Problem to work on =>
Output each entry that follows exactly. Images stay out.

## START Data provided

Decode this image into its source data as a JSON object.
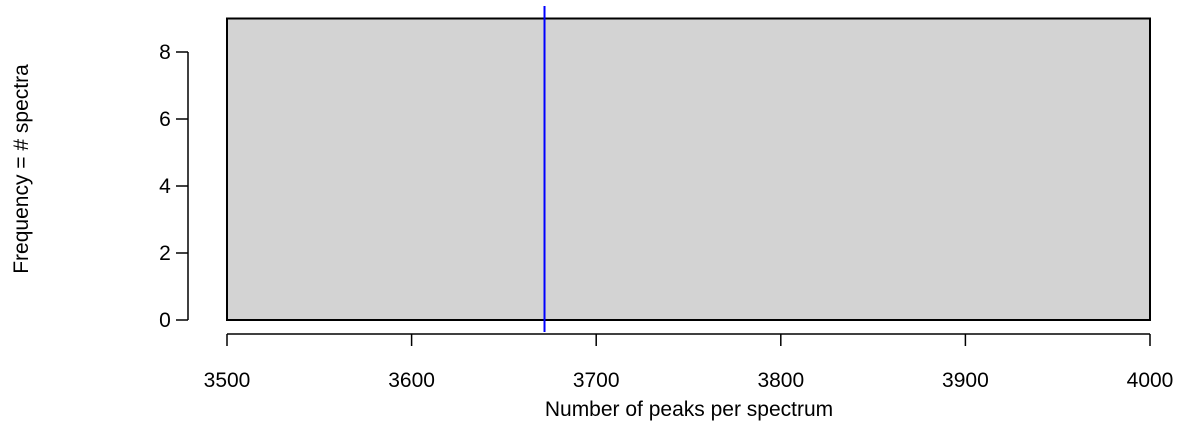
{
  "chart_data": {
    "type": "bar",
    "xlabel": "Number of peaks per spectrum",
    "ylabel": "Frequency = # spectra",
    "xlim": [
      3500,
      4000
    ],
    "ylim": [
      0,
      9
    ],
    "x_ticks": [
      3500,
      3600,
      3700,
      3800,
      3900,
      4000
    ],
    "y_ticks": [
      0,
      2,
      4,
      6,
      8
    ],
    "bins": [
      {
        "start": 3500,
        "end": 4000,
        "value": 9
      }
    ],
    "reference_line": {
      "x": 3672
    },
    "colors": {
      "bar_fill": "#d3d3d3",
      "bar_stroke": "#000000",
      "reference_line": "#0000ff"
    },
    "grid": false,
    "legend": "none"
  }
}
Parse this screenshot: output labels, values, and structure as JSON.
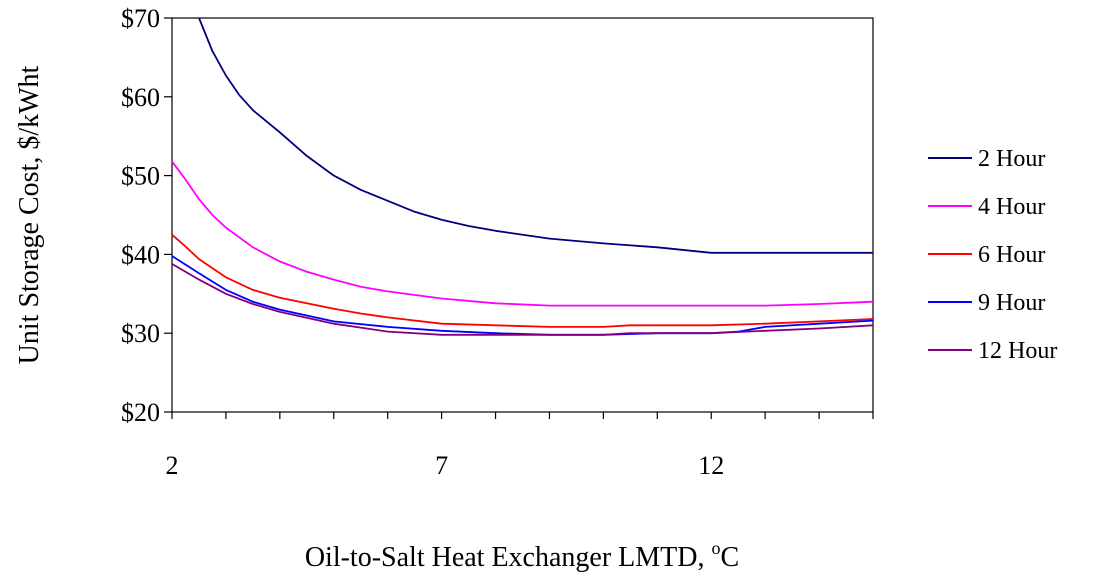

## END Data provided

Answer below =>
Decode this image into its source data as a JSON object.
{
  "chart_data": {
    "type": "bar",
    "xlabel": "Number of peaks per spectrum",
    "ylabel": "Frequency = # spectra",
    "xlim": [
      3500,
      4000
    ],
    "ylim": [
      0,
      9
    ],
    "x_ticks": [
      3500,
      3600,
      3700,
      3800,
      3900,
      4000
    ],
    "y_ticks": [
      0,
      2,
      4,
      6,
      8
    ],
    "bins": [
      {
        "start": 3500,
        "end": 4000,
        "value": 9
      }
    ],
    "reference_line": {
      "x": 3672
    },
    "colors": {
      "bar_fill": "#d3d3d3",
      "bar_stroke": "#000000",
      "reference_line": "#0000ff"
    },
    "grid": false,
    "legend": "none"
  }
}
Parse this screenshot: output labels, values, and structure as JSON.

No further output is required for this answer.